[Task goal] Where a line of the listing below includes the word "content", reproduce that line.

=======

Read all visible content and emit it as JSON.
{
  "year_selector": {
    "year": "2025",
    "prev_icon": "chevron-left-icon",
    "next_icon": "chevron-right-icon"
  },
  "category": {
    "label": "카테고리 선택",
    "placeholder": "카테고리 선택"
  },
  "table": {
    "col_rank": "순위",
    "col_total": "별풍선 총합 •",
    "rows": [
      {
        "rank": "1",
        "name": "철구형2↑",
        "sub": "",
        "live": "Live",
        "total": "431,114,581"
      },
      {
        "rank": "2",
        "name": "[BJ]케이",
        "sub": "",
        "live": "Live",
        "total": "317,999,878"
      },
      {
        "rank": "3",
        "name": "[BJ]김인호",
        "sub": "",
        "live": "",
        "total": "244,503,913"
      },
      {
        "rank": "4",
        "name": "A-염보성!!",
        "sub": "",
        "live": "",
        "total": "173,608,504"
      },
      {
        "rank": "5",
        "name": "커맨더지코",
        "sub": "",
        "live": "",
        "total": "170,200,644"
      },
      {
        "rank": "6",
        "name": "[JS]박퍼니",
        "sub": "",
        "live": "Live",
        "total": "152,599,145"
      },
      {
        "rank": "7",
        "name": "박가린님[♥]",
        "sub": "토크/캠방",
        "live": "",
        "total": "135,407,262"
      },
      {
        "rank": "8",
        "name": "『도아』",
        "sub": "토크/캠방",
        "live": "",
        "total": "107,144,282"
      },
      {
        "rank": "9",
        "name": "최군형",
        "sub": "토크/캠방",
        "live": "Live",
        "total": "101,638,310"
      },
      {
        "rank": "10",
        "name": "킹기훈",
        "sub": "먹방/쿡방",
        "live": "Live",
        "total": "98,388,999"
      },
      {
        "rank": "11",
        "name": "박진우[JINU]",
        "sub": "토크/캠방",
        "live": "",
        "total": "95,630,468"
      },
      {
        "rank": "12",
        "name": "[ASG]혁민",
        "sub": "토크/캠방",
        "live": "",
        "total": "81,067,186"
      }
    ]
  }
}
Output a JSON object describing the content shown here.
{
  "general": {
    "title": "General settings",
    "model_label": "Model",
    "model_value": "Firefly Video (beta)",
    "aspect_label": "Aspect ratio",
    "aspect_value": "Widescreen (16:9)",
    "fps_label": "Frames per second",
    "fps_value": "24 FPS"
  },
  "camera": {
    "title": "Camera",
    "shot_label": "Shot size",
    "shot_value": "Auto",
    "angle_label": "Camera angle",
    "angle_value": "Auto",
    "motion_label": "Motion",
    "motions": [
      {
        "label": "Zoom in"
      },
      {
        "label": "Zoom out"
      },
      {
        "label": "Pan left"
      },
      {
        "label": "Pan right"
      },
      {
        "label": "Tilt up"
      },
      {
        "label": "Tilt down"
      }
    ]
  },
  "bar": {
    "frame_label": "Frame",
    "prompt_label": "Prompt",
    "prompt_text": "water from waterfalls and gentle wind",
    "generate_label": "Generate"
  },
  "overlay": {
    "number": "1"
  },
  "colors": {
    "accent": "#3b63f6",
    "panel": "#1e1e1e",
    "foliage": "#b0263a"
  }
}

=======

[Final result]
Read all visible content and emit it as JSON.
Output a JSON object describing the content shown here.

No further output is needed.